:: YOUR ASSIGNMENT ::
In your copy, set down the entries exactly and exclude the pictures.
=-=-=
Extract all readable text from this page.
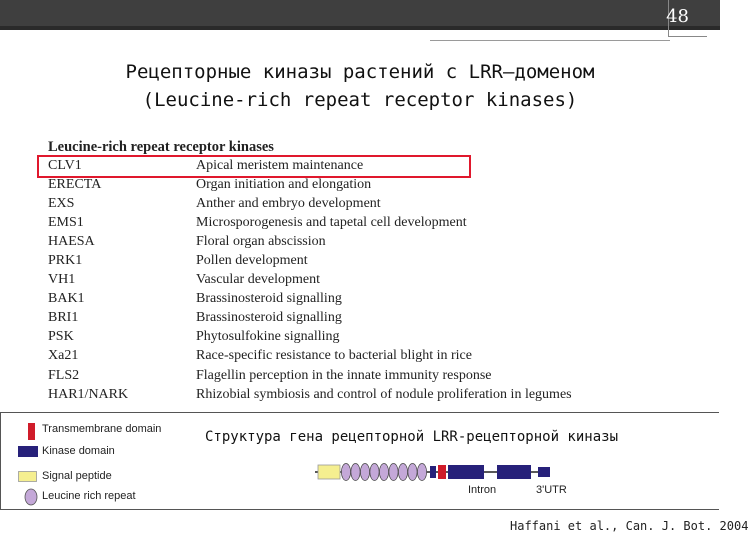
48
Рецепторные киназы растений с LRR–доменом
(Leucine-rich repeat receptor kinases)
Leucine-rich repeat receptor kinases
CLV1	Apical meristem maintenance
ERECTA	Organ initiation and elongation
EXS	Anther and embryo development
EMS1	Microsporogenesis and tapetal cell development
HAESA	Floral organ abscission
PRK1	Pollen development
VH1	Vascular development
BAK1	Brassinosteroid signalling
BRI1	Brassinosteroid signalling
PSK	Phytosulfokine signalling
Xa21	Race-specific resistance to bacterial blight in rice
FLS2	Flagellin perception in the innate immunity response
HAR1/NARK	Rhizobial symbiosis and control of nodule proliferation in legumes
Transmembrane domain
Kinase domain
Signal peptide
Leucine rich repeat
Структура гена рецепторной LRR-рецепторной киназы
Intron	3'UTR
Haffani et al., Can. J. Bot. 2004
=-=-=
:: ANSWER TO THE PROBLEM ::
Extract all readable text from this page.
48
Рецепторные киназы растений с LRR–доменом
(Leucine-rich repeat receptor kinases)
Leucine-rich repeat receptor kinases
CLV1	Apical meristem maintenance
ERECTA	Organ initiation and elongation
EXS	Anther and embryo development
EMS1	Microsporogenesis and tapetal cell development
HAESA	Floral organ abscission
PRK1	Pollen development
VH1	Vascular development
BAK1	Brassinosteroid signalling
BRI1	Brassinosteroid signalling
PSK	Phytosulfokine signalling
Xa21	Race-specific resistance to bacterial blight in rice
FLS2	Flagellin perception in the innate immunity response
HAR1/NARK	Rhizobial symbiosis and control of nodule proliferation in legumes
Transmembrane domain
Kinase domain
Signal peptide
Leucine rich repeat
Структура гена рецепторной LRR-рецепторной киназы
Intron	3'UTR
Haffani et al., Can. J. Bot. 2004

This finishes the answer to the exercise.